#### SHORT TASK
Your answer should be a single number: the count of lines that include the word "Time".
◆ ◆ ◆ ◆ ◆
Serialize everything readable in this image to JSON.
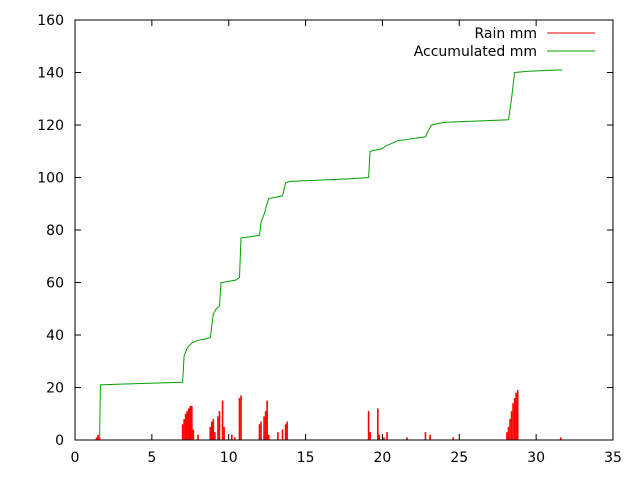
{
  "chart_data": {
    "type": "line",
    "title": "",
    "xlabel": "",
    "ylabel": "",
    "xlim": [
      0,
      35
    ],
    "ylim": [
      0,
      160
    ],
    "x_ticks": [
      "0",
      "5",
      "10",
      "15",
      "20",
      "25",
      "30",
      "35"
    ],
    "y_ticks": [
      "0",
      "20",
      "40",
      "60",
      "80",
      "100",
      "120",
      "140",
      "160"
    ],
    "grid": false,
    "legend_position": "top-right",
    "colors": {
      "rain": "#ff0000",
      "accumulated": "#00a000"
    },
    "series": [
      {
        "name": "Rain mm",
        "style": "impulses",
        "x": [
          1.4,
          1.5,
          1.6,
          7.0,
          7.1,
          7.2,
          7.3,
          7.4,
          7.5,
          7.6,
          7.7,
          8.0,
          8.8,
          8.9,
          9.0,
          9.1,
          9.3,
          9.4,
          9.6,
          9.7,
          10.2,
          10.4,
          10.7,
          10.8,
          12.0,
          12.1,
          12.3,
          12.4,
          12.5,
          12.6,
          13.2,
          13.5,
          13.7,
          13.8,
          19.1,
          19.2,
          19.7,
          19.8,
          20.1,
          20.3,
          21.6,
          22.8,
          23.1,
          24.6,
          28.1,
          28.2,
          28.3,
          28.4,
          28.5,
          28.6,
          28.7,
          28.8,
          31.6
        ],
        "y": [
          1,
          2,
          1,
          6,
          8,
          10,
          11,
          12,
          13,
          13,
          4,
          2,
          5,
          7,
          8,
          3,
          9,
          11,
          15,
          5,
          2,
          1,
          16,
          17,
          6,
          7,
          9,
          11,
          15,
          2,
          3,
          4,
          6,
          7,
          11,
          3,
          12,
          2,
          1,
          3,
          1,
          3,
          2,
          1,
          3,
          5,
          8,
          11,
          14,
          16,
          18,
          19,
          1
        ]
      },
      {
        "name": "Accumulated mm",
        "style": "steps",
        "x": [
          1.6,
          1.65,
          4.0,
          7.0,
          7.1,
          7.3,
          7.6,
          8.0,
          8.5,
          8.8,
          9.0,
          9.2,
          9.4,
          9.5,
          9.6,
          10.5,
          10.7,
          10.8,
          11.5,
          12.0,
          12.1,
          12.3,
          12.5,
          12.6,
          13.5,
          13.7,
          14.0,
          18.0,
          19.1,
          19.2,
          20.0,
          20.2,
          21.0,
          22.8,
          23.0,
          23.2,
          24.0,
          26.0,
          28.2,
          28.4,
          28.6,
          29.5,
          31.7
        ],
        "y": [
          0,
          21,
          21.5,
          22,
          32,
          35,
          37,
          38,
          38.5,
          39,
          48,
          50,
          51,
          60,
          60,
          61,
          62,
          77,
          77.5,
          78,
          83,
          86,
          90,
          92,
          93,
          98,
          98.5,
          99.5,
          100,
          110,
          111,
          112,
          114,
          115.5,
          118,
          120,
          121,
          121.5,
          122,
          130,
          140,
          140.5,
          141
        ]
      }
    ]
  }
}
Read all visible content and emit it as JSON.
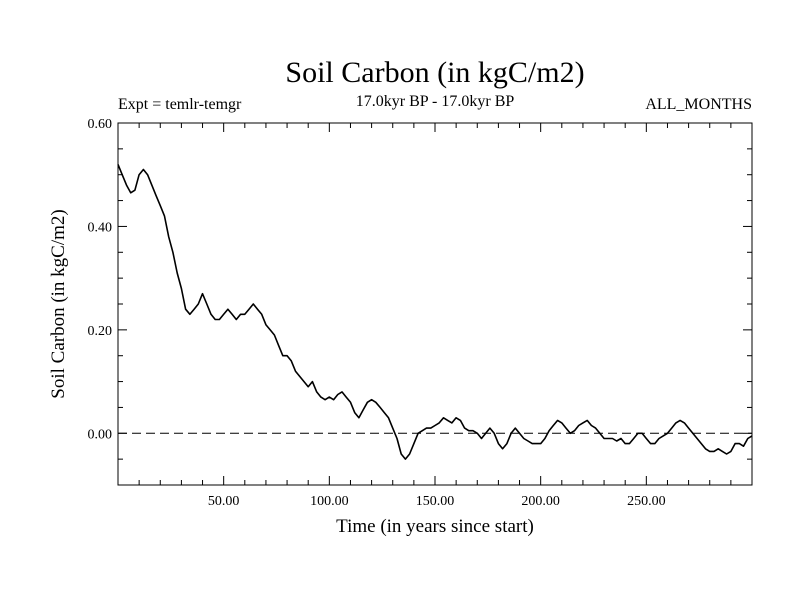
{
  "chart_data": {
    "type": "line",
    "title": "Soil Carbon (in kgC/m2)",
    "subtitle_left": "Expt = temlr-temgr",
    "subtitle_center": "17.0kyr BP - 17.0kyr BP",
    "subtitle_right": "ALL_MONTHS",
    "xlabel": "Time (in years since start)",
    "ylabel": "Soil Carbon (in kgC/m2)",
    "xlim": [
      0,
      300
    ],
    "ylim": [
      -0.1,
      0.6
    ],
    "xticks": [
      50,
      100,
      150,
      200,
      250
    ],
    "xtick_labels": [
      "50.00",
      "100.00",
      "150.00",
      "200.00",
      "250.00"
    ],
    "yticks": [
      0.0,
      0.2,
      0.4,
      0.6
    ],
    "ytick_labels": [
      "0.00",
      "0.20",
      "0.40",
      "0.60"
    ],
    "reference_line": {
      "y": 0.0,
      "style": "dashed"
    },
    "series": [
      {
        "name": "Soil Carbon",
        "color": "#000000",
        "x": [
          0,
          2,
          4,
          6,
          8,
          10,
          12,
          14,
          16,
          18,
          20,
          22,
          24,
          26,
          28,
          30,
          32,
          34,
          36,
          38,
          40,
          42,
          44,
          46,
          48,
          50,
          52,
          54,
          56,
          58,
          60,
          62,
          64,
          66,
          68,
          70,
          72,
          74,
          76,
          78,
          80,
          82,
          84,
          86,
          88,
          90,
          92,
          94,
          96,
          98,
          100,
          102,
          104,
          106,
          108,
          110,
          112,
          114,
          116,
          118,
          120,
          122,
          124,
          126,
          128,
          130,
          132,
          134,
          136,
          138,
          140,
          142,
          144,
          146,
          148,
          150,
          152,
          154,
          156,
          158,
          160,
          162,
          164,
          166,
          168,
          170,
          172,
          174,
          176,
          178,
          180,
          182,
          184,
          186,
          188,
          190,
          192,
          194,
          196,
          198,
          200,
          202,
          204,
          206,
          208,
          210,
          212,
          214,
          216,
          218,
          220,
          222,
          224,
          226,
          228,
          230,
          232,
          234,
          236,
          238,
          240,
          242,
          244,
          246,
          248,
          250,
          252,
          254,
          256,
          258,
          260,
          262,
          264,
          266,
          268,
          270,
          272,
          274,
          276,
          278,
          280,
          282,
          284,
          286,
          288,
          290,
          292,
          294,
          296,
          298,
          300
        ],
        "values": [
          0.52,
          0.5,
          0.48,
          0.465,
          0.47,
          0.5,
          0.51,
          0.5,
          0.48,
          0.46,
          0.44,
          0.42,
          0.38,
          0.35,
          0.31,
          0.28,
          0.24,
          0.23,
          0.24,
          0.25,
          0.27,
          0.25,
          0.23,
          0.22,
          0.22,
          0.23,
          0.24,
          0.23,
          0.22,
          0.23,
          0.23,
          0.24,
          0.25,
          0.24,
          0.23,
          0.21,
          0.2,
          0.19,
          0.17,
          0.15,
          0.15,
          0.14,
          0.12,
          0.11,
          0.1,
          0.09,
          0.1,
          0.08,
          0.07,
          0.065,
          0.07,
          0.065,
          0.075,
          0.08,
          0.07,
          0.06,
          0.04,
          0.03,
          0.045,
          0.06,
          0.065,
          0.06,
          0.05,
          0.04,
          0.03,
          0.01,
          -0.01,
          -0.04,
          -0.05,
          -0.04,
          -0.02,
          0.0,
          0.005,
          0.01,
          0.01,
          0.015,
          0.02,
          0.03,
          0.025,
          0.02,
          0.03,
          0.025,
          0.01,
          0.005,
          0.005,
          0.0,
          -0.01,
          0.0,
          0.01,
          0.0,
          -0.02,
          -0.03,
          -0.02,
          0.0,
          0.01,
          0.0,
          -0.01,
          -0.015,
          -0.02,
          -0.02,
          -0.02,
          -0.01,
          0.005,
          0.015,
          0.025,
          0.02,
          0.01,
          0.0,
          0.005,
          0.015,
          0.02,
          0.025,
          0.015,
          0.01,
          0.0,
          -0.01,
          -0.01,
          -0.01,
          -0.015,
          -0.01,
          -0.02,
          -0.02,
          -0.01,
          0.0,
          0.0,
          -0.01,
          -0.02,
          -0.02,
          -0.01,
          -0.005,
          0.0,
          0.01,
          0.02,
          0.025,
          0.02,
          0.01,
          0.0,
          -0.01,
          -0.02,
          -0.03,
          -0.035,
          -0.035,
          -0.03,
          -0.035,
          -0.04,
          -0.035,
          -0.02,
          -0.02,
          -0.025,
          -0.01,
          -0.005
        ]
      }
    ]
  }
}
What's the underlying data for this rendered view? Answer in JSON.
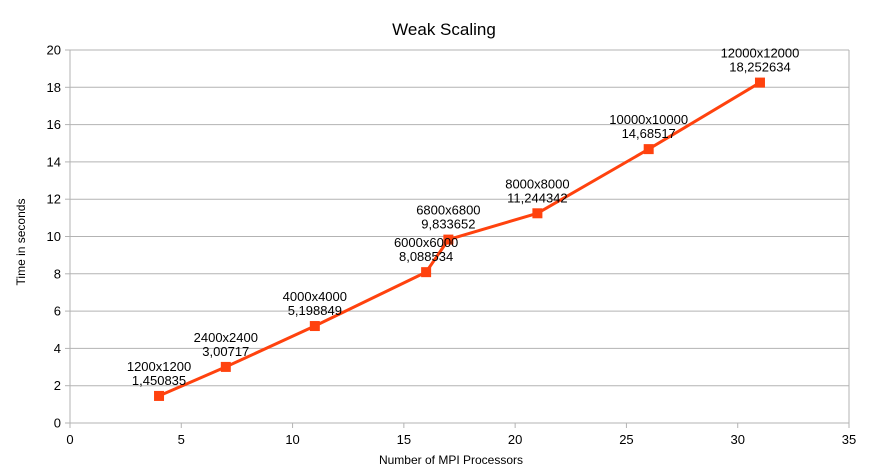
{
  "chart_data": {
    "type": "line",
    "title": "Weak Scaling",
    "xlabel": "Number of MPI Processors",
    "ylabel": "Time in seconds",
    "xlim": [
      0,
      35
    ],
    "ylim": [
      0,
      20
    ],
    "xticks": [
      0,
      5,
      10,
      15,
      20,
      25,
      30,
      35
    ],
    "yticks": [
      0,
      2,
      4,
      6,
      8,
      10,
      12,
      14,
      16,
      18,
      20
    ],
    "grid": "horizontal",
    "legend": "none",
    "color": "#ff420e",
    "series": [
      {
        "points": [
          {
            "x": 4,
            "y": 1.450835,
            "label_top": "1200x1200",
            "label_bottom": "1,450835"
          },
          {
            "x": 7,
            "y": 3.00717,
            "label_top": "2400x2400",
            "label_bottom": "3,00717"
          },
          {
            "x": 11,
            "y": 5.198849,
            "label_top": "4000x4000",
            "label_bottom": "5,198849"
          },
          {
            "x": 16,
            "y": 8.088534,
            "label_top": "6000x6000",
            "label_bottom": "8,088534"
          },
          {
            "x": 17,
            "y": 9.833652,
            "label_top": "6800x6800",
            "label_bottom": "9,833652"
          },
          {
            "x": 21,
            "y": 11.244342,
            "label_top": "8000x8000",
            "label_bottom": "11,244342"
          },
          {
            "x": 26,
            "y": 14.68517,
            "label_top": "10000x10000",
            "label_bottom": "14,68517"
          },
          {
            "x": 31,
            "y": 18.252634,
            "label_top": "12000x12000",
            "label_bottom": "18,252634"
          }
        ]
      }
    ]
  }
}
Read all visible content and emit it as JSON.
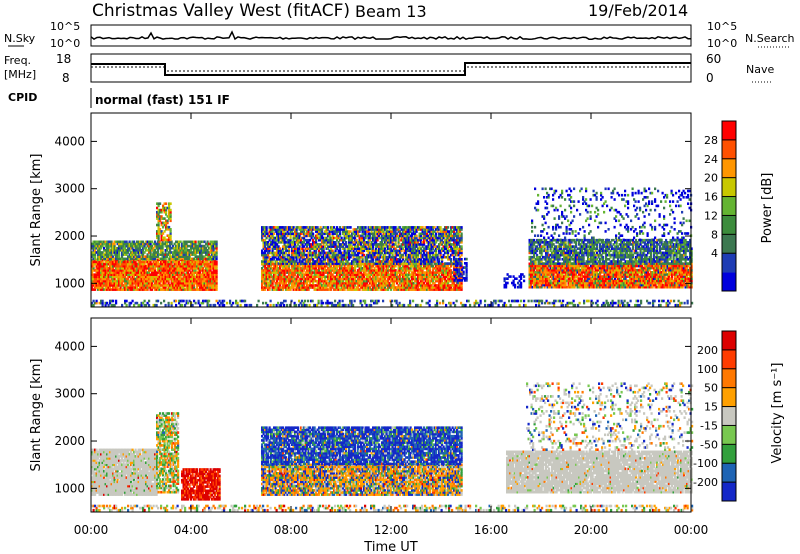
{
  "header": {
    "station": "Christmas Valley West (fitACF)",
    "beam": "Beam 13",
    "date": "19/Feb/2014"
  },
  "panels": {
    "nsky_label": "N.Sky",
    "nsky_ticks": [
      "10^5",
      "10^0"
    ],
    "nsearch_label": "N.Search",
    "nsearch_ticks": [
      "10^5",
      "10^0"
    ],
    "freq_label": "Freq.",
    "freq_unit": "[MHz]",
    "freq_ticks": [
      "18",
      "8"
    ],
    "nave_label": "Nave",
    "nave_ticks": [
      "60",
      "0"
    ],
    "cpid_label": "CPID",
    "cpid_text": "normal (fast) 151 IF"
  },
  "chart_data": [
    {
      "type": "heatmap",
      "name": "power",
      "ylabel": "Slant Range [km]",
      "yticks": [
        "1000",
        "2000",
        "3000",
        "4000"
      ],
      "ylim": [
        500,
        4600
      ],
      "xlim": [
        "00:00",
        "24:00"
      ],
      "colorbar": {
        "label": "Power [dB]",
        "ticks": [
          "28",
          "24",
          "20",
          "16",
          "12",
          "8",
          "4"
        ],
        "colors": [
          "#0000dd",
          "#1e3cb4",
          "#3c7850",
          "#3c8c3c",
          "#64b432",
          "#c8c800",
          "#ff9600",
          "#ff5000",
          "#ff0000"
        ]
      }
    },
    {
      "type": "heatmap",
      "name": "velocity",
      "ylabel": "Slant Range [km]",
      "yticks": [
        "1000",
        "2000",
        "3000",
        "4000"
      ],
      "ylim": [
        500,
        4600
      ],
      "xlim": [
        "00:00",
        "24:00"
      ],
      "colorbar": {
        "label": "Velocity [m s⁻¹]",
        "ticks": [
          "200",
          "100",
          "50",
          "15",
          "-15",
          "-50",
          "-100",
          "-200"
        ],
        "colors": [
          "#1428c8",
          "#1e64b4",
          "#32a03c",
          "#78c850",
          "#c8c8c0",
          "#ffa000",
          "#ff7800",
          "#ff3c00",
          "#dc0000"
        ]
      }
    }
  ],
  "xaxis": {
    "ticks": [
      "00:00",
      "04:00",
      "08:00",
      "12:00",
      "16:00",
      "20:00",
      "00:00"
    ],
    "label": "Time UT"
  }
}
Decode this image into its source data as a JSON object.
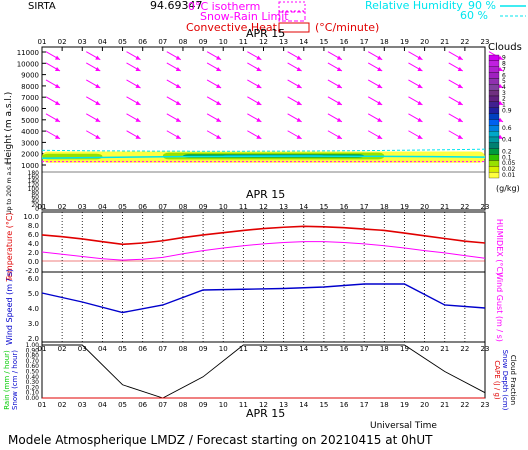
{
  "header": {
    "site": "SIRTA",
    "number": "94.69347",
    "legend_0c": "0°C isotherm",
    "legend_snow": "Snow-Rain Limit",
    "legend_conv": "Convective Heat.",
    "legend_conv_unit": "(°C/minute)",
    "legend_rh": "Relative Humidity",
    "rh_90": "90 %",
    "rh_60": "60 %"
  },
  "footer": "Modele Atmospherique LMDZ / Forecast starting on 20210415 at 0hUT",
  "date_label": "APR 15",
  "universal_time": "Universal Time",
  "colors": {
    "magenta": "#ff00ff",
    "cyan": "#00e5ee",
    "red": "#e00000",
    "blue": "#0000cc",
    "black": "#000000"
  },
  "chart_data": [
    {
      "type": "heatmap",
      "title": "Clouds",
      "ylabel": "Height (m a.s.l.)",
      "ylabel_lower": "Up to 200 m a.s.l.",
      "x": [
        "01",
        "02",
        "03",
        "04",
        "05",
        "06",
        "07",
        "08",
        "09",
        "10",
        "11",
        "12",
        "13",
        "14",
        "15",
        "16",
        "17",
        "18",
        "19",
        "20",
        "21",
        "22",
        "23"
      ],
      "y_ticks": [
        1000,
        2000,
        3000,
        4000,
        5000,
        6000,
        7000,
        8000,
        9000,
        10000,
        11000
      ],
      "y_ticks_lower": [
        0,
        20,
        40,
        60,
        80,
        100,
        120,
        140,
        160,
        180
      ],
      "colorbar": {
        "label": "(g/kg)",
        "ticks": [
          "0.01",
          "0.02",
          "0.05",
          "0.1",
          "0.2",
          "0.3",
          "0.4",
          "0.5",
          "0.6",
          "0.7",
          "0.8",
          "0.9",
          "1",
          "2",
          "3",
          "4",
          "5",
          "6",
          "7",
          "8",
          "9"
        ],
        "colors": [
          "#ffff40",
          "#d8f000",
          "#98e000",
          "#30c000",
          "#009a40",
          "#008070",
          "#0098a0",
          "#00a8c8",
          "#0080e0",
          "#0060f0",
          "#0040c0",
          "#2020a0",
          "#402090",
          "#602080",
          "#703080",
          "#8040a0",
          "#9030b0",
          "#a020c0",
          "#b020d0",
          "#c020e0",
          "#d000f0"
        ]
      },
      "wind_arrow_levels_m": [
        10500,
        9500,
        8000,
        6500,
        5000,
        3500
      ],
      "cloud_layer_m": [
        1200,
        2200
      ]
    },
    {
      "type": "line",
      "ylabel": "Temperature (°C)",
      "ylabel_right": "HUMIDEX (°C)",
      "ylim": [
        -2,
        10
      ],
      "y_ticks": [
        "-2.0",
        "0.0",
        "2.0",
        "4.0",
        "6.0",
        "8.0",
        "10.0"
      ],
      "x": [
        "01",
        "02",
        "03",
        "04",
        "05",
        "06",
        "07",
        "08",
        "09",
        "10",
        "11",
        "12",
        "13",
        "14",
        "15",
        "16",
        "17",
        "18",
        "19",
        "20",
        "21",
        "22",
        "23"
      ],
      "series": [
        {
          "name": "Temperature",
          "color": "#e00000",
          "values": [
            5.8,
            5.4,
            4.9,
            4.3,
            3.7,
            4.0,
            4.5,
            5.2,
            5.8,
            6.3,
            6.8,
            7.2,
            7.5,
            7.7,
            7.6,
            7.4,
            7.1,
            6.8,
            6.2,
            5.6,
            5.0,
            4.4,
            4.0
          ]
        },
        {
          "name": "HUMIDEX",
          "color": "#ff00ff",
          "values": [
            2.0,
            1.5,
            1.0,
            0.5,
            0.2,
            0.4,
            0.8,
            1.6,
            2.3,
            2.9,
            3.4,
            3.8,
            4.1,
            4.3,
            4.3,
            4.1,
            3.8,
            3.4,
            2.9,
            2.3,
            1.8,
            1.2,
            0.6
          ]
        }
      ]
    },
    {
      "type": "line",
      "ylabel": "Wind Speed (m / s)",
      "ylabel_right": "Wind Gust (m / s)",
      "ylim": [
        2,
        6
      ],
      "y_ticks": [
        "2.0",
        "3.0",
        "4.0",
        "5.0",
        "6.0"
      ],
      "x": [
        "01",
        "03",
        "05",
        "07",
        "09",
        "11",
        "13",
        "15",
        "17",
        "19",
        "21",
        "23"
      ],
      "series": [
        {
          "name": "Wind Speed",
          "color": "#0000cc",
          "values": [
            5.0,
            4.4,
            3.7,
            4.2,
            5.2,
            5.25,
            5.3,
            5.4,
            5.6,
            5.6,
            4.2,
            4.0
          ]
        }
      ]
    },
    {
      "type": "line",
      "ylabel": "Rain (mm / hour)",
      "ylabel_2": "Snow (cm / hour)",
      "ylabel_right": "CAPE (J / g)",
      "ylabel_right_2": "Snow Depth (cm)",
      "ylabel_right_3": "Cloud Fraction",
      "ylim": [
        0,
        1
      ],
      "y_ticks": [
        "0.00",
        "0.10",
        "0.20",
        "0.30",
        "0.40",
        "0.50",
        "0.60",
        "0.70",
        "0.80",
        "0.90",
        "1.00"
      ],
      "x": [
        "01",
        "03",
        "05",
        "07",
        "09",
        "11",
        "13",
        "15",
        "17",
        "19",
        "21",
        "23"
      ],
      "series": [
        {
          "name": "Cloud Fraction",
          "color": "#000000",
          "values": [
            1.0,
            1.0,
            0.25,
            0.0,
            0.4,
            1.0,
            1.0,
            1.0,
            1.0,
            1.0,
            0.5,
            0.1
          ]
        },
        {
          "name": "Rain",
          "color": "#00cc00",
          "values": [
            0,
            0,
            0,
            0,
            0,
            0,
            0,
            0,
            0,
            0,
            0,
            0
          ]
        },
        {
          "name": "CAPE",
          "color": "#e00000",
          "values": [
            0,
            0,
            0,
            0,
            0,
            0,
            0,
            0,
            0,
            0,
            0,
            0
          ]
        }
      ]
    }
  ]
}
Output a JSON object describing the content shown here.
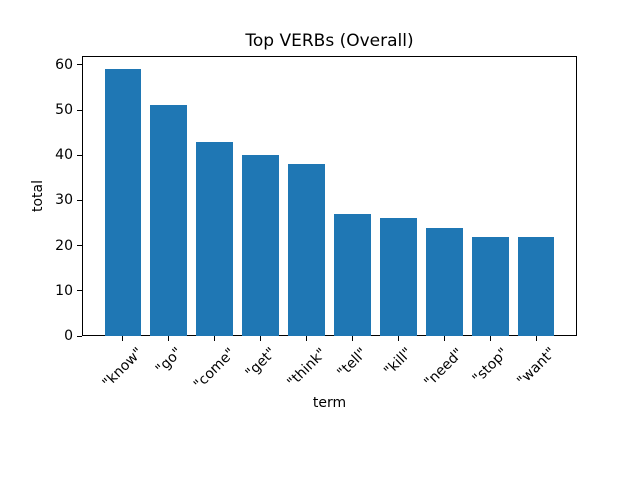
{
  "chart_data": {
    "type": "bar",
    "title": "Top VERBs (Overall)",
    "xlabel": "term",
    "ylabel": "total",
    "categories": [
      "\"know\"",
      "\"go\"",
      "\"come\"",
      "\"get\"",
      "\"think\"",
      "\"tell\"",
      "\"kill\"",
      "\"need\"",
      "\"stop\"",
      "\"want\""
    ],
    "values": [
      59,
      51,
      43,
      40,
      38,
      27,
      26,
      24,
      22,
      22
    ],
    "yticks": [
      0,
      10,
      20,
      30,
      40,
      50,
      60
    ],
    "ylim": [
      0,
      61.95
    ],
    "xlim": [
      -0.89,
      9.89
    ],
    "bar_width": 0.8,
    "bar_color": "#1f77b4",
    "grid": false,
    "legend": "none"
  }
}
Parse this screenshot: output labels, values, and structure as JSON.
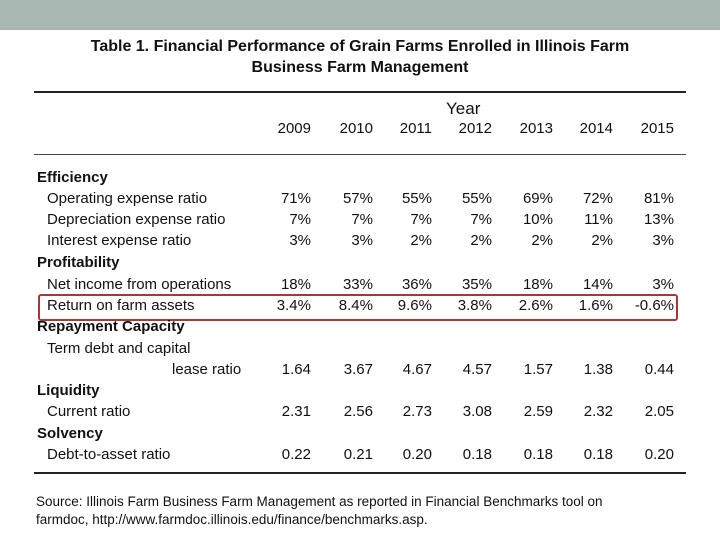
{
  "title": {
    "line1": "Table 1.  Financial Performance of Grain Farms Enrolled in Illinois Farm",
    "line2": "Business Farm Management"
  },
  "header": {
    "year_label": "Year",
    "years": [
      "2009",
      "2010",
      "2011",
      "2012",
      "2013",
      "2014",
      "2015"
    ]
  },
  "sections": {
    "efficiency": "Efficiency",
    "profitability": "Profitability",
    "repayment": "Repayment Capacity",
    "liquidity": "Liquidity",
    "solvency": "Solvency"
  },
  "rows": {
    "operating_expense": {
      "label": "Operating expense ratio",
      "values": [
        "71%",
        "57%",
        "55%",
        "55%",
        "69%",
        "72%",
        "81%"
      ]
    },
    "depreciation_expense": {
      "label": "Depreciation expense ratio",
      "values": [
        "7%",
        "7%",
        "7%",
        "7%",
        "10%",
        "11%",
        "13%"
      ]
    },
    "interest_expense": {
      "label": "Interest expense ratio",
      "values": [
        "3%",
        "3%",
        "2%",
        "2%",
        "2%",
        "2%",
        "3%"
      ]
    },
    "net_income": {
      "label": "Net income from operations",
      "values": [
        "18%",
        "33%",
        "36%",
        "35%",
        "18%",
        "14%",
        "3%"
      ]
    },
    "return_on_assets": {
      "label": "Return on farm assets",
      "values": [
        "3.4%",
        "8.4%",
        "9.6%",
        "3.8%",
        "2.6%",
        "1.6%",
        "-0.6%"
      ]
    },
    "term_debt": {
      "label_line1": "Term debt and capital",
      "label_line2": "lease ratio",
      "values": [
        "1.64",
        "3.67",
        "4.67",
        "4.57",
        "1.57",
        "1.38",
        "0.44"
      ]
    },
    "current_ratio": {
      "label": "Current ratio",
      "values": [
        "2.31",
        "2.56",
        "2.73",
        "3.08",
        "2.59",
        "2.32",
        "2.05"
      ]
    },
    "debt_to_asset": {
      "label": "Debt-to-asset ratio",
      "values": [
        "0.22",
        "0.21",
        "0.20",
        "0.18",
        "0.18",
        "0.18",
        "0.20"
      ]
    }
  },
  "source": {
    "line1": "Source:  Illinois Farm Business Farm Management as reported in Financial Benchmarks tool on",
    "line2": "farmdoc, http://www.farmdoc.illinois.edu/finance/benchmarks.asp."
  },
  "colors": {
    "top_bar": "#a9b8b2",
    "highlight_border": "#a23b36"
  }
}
◆ ◆ ◆ ◆ ◆
#### TASK SOLUTION
4